▶ THE REQUEST
Repeat the material verbatim. Images are excluded from the copy.

-- START SUPPLIED MATERIAL --

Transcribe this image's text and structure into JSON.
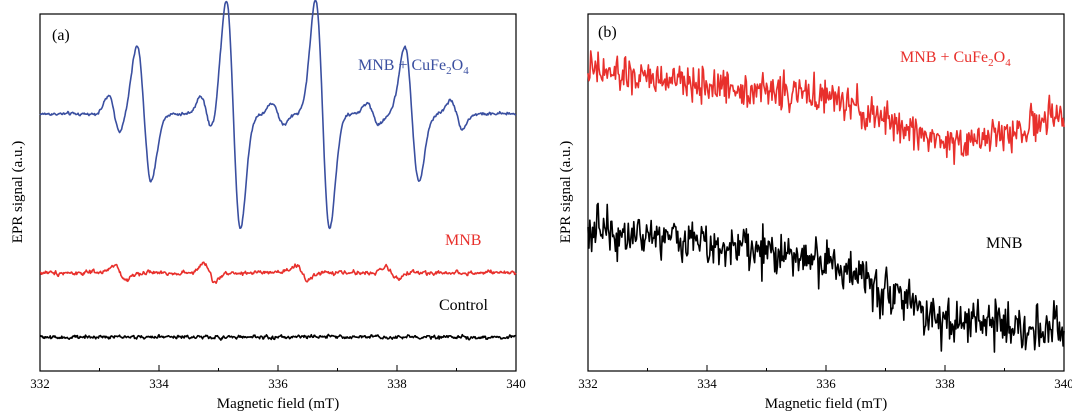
{
  "chart_data": [
    {
      "panel": "(a)",
      "type": "line",
      "xlabel": "Magnetic field (mT)",
      "ylabel": "EPR signal (a.u.)",
      "xlim": [
        332,
        340
      ],
      "xticks": [
        "332",
        "334",
        "336",
        "338",
        "340"
      ],
      "y_ticks_labeled": false,
      "grid": false,
      "legend": "none (inline series labels)",
      "series": [
        {
          "name": "MNB + CuFe2O4",
          "label_main": "MNB + CuFe",
          "label_sub1": "2",
          "label_mid": "O",
          "label_sub2": "4",
          "color": "#3a4fa0",
          "baseline": 0.72,
          "noise": 0.006,
          "lines": [
            {
              "center": 333.75,
              "amp": 0.19,
              "width": 0.17
            },
            {
              "center": 335.25,
              "amp": 0.32,
              "width": 0.17
            },
            {
              "center": 336.75,
              "amp": 0.32,
              "width": 0.17
            },
            {
              "center": 338.25,
              "amp": 0.19,
              "width": 0.17
            },
            {
              "center": 333.25,
              "amp": 0.05,
              "width": 0.14
            },
            {
              "center": 334.8,
              "amp": 0.05,
              "width": 0.14
            },
            {
              "center": 336.0,
              "amp": 0.03,
              "width": 0.14
            },
            {
              "center": 337.6,
              "amp": 0.03,
              "width": 0.14
            },
            {
              "center": 339.0,
              "amp": 0.04,
              "width": 0.14
            }
          ]
        },
        {
          "name": "MNB",
          "label_main": "MNB",
          "color": "#e8302c",
          "baseline": 0.275,
          "noise": 0.008,
          "lines": [
            {
              "center": 333.35,
              "amp": 0.02,
              "width": 0.14
            },
            {
              "center": 334.85,
              "amp": 0.025,
              "width": 0.14
            },
            {
              "center": 336.4,
              "amp": 0.02,
              "width": 0.14
            },
            {
              "center": 337.9,
              "amp": 0.015,
              "width": 0.14
            }
          ]
        },
        {
          "name": "Control",
          "label_main": "Control",
          "color": "#000000",
          "baseline": 0.095,
          "noise": 0.007,
          "lines": []
        }
      ]
    },
    {
      "panel": "(b)",
      "type": "line",
      "xlabel": "Magnetic field (mT)",
      "ylabel": "EPR signal (a.u.)",
      "xlim": [
        332,
        340
      ],
      "xticks": [
        "332",
        "334",
        "336",
        "338",
        "340"
      ],
      "y_ticks_labeled": false,
      "grid": false,
      "legend": "none (inline series labels)",
      "series": [
        {
          "name": "MNB + CuFe2O4",
          "label_main": "MNB + CuFe",
          "label_sub1": "2",
          "label_mid": "O",
          "label_sub2": "4",
          "color": "#e8302c",
          "trend": [
            [
              332,
              0.84
            ],
            [
              334,
              0.8
            ],
            [
              336,
              0.77
            ],
            [
              337,
              0.7
            ],
            [
              338,
              0.64
            ],
            [
              339,
              0.66
            ],
            [
              340,
              0.72
            ]
          ],
          "noise": 0.035
        },
        {
          "name": "MNB",
          "label_main": "MNB",
          "color": "#000000",
          "trend": [
            [
              332,
              0.4
            ],
            [
              334,
              0.36
            ],
            [
              336,
              0.31
            ],
            [
              337,
              0.23
            ],
            [
              338,
              0.14
            ],
            [
              339,
              0.13
            ],
            [
              340,
              0.12
            ]
          ],
          "noise": 0.045
        }
      ]
    }
  ]
}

-- END SUPPLIED MATERIAL --

▶ EXPECTED ANSWER
Transcribe this image's text and structure into JSON.
{
  "chart_data": [
    {
      "panel": "(a)",
      "type": "line",
      "xlabel": "Magnetic field (mT)",
      "ylabel": "EPR signal (a.u.)",
      "xlim": [
        332,
        340
      ],
      "xticks": [
        "332",
        "334",
        "336",
        "338",
        "340"
      ],
      "y_ticks_labeled": false,
      "grid": false,
      "legend": "none (inline series labels)",
      "series": [
        {
          "name": "MNB + CuFe2O4",
          "label_main": "MNB + CuFe",
          "label_sub1": "2",
          "label_mid": "O",
          "label_sub2": "4",
          "color": "#3a4fa0",
          "baseline": 0.72,
          "noise": 0.006,
          "lines": [
            {
              "center": 333.75,
              "amp": 0.19,
              "width": 0.17
            },
            {
              "center": 335.25,
              "amp": 0.32,
              "width": 0.17
            },
            {
              "center": 336.75,
              "amp": 0.32,
              "width": 0.17
            },
            {
              "center": 338.25,
              "amp": 0.19,
              "width": 0.17
            },
            {
              "center": 333.25,
              "amp": 0.05,
              "width": 0.14
            },
            {
              "center": 334.8,
              "amp": 0.05,
              "width": 0.14
            },
            {
              "center": 336.0,
              "amp": 0.03,
              "width": 0.14
            },
            {
              "center": 337.6,
              "amp": 0.03,
              "width": 0.14
            },
            {
              "center": 339.0,
              "amp": 0.04,
              "width": 0.14
            }
          ]
        },
        {
          "name": "MNB",
          "label_main": "MNB",
          "color": "#e8302c",
          "baseline": 0.275,
          "noise": 0.008,
          "lines": [
            {
              "center": 333.35,
              "amp": 0.02,
              "width": 0.14
            },
            {
              "center": 334.85,
              "amp": 0.025,
              "width": 0.14
            },
            {
              "center": 336.4,
              "amp": 0.02,
              "width": 0.14
            },
            {
              "center": 337.9,
              "amp": 0.015,
              "width": 0.14
            }
          ]
        },
        {
          "name": "Control",
          "label_main": "Control",
          "color": "#000000",
          "baseline": 0.095,
          "noise": 0.007,
          "lines": []
        }
      ]
    },
    {
      "panel": "(b)",
      "type": "line",
      "xlabel": "Magnetic field (mT)",
      "ylabel": "EPR signal (a.u.)",
      "xlim": [
        332,
        340
      ],
      "xticks": [
        "332",
        "334",
        "336",
        "338",
        "340"
      ],
      "y_ticks_labeled": false,
      "grid": false,
      "legend": "none (inline series labels)",
      "series": [
        {
          "name": "MNB + CuFe2O4",
          "label_main": "MNB + CuFe",
          "label_sub1": "2",
          "label_mid": "O",
          "label_sub2": "4",
          "color": "#e8302c",
          "trend": [
            [
              332,
              0.84
            ],
            [
              334,
              0.8
            ],
            [
              336,
              0.77
            ],
            [
              337,
              0.7
            ],
            [
              338,
              0.64
            ],
            [
              339,
              0.66
            ],
            [
              340,
              0.72
            ]
          ],
          "noise": 0.035
        },
        {
          "name": "MNB",
          "label_main": "MNB",
          "color": "#000000",
          "trend": [
            [
              332,
              0.4
            ],
            [
              334,
              0.36
            ],
            [
              336,
              0.31
            ],
            [
              337,
              0.23
            ],
            [
              338,
              0.14
            ],
            [
              339,
              0.13
            ],
            [
              340,
              0.12
            ]
          ],
          "noise": 0.045
        }
      ]
    }
  ]
}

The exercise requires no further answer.